▶ **Problem statement**
The records below are to be copied word for word, with every picture left out.

[Stored items]
===============

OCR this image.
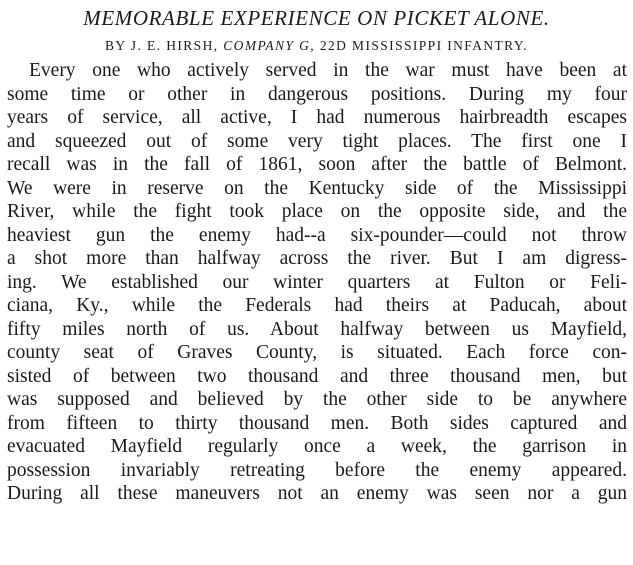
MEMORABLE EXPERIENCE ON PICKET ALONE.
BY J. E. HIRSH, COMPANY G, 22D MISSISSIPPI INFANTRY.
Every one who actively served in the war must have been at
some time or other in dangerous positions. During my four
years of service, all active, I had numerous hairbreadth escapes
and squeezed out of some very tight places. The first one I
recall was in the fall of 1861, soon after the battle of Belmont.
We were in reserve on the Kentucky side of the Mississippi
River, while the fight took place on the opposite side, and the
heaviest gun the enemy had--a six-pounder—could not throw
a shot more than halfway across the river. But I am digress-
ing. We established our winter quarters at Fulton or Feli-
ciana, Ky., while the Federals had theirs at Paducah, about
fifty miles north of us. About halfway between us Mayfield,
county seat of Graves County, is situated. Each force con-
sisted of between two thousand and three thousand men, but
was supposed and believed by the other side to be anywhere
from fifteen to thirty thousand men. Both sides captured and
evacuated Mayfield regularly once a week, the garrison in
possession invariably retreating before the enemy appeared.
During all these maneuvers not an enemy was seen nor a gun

===============

▶ **Full solution**
OCR this image.
MEMORABLE EXPERIENCE ON PICKET ALONE.
BY J. E. HIRSH, COMPANY G, 22D MISSISSIPPI INFANTRY.
Every one who actively served in the war must have been at
some time or other in dangerous positions. During my four
years of service, all active, I had numerous hairbreadth escapes
and squeezed out of some very tight places. The first one I
recall was in the fall of 1861, soon after the battle of Belmont.
We were in reserve on the Kentucky side of the Mississippi
River, while the fight took place on the opposite side, and the
heaviest gun the enemy had--a six-pounder—could not throw
a shot more than halfway across the river. But I am digress-
ing. We established our winter quarters at Fulton or Feli-
ciana, Ky., while the Federals had theirs at Paducah, about
fifty miles north of us. About halfway between us Mayfield,
county seat of Graves County, is situated. Each force con-
sisted of between two thousand and three thousand men, but
was supposed and believed by the other side to be anywhere
from fifteen to thirty thousand men. Both sides captured and
evacuated Mayfield regularly once a week, the garrison in
possession invariably retreating before the enemy appeared.
During all these maneuvers not an enemy was seen nor a gun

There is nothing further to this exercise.